- Problem requirements: Transcribe the records below in full; pictures stay out of the copy.

╭──

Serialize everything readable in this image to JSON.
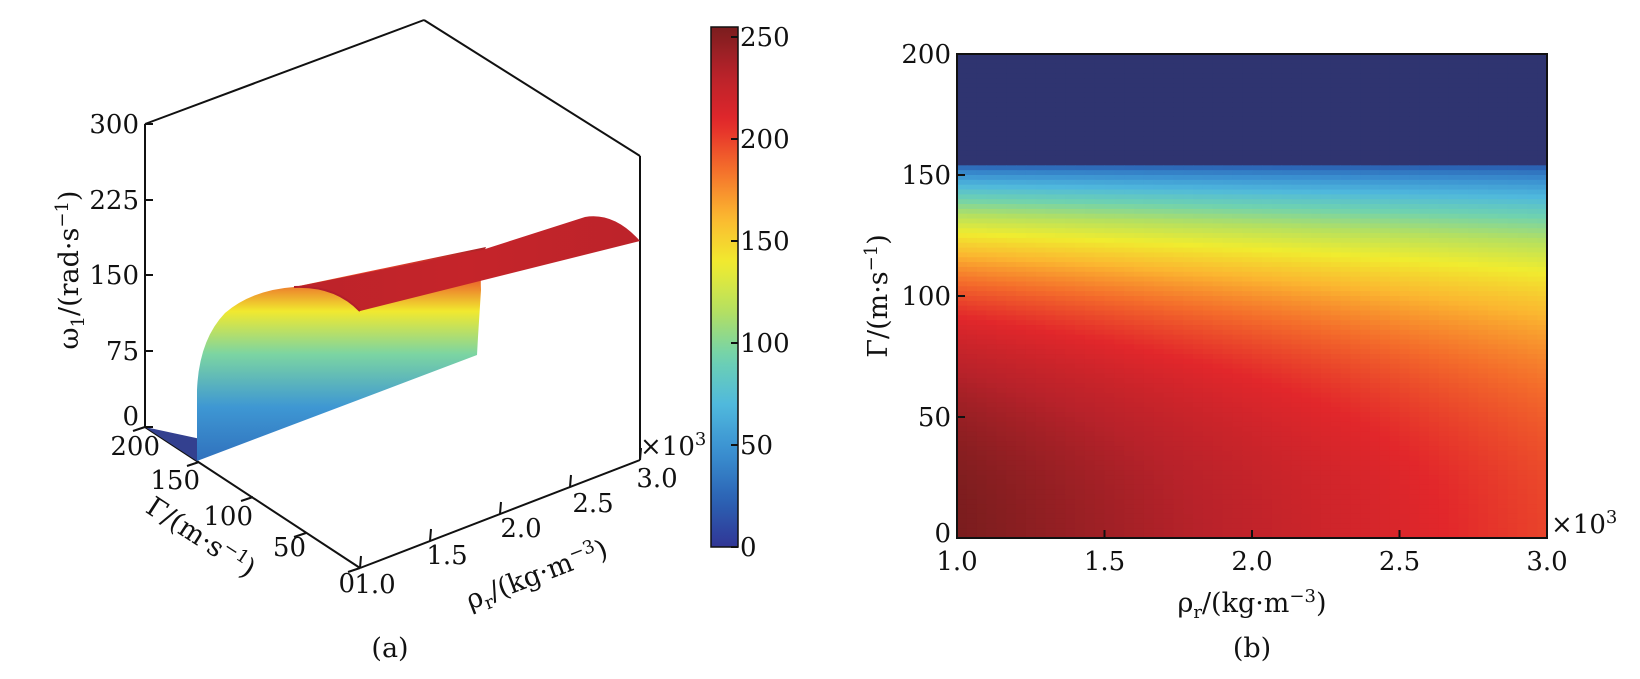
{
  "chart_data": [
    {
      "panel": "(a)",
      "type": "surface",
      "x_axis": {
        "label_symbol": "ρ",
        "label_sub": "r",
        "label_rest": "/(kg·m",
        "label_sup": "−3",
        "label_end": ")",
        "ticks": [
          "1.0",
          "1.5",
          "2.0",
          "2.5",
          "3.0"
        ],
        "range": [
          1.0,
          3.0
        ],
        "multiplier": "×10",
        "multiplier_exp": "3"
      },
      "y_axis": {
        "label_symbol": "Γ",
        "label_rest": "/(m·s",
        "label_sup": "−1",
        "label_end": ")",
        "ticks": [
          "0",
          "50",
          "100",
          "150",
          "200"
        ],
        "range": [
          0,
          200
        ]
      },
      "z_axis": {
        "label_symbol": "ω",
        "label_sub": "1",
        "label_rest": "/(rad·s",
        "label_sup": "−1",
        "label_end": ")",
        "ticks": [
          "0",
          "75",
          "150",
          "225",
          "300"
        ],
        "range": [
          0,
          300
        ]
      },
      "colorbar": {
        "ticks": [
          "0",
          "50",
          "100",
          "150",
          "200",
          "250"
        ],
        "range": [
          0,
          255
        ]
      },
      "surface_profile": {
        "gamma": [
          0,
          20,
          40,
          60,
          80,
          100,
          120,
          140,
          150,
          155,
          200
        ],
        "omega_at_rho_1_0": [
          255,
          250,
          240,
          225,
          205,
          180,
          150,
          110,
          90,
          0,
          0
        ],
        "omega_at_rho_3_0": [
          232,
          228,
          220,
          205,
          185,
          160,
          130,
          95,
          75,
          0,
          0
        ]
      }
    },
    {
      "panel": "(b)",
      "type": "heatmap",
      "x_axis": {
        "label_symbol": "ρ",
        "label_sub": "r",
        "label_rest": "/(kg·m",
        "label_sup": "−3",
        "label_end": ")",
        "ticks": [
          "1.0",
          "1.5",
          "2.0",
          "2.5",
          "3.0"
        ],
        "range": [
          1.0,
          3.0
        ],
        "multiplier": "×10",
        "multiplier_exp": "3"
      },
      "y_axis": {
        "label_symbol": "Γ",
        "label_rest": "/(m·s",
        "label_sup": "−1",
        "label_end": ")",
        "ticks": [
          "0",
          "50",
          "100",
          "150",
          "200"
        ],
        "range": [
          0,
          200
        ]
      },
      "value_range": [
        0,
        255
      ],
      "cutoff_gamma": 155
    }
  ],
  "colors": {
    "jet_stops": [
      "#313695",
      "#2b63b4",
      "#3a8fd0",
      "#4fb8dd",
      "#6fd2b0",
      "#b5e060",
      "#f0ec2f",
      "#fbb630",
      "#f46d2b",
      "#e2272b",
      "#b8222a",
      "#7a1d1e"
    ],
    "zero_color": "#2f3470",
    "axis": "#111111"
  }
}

╰──

- Solved problem:
Serialize everything readable in this image to JSON.
{
  "chart_data": [
    {
      "panel": "(a)",
      "type": "surface",
      "x_axis": {
        "label_symbol": "ρ",
        "label_sub": "r",
        "label_rest": "/(kg·m",
        "label_sup": "−3",
        "label_end": ")",
        "ticks": [
          "1.0",
          "1.5",
          "2.0",
          "2.5",
          "3.0"
        ],
        "range": [
          1.0,
          3.0
        ],
        "multiplier": "×10",
        "multiplier_exp": "3"
      },
      "y_axis": {
        "label_symbol": "Γ",
        "label_rest": "/(m·s",
        "label_sup": "−1",
        "label_end": ")",
        "ticks": [
          "0",
          "50",
          "100",
          "150",
          "200"
        ],
        "range": [
          0,
          200
        ]
      },
      "z_axis": {
        "label_symbol": "ω",
        "label_sub": "1",
        "label_rest": "/(rad·s",
        "label_sup": "−1",
        "label_end": ")",
        "ticks": [
          "0",
          "75",
          "150",
          "225",
          "300"
        ],
        "range": [
          0,
          300
        ]
      },
      "colorbar": {
        "ticks": [
          "0",
          "50",
          "100",
          "150",
          "200",
          "250"
        ],
        "range": [
          0,
          255
        ]
      },
      "surface_profile": {
        "gamma": [
          0,
          20,
          40,
          60,
          80,
          100,
          120,
          140,
          150,
          155,
          200
        ],
        "omega_at_rho_1_0": [
          255,
          250,
          240,
          225,
          205,
          180,
          150,
          110,
          90,
          0,
          0
        ],
        "omega_at_rho_3_0": [
          232,
          228,
          220,
          205,
          185,
          160,
          130,
          95,
          75,
          0,
          0
        ]
      }
    },
    {
      "panel": "(b)",
      "type": "heatmap",
      "x_axis": {
        "label_symbol": "ρ",
        "label_sub": "r",
        "label_rest": "/(kg·m",
        "label_sup": "−3",
        "label_end": ")",
        "ticks": [
          "1.0",
          "1.5",
          "2.0",
          "2.5",
          "3.0"
        ],
        "range": [
          1.0,
          3.0
        ],
        "multiplier": "×10",
        "multiplier_exp": "3"
      },
      "y_axis": {
        "label_symbol": "Γ",
        "label_rest": "/(m·s",
        "label_sup": "−1",
        "label_end": ")",
        "ticks": [
          "0",
          "50",
          "100",
          "150",
          "200"
        ],
        "range": [
          0,
          200
        ]
      },
      "value_range": [
        0,
        255
      ],
      "cutoff_gamma": 155
    }
  ],
  "colors": {
    "jet_stops": [
      "#313695",
      "#2b63b4",
      "#3a8fd0",
      "#4fb8dd",
      "#6fd2b0",
      "#b5e060",
      "#f0ec2f",
      "#fbb630",
      "#f46d2b",
      "#e2272b",
      "#b8222a",
      "#7a1d1e"
    ],
    "zero_color": "#2f3470",
    "axis": "#111111"
  }
}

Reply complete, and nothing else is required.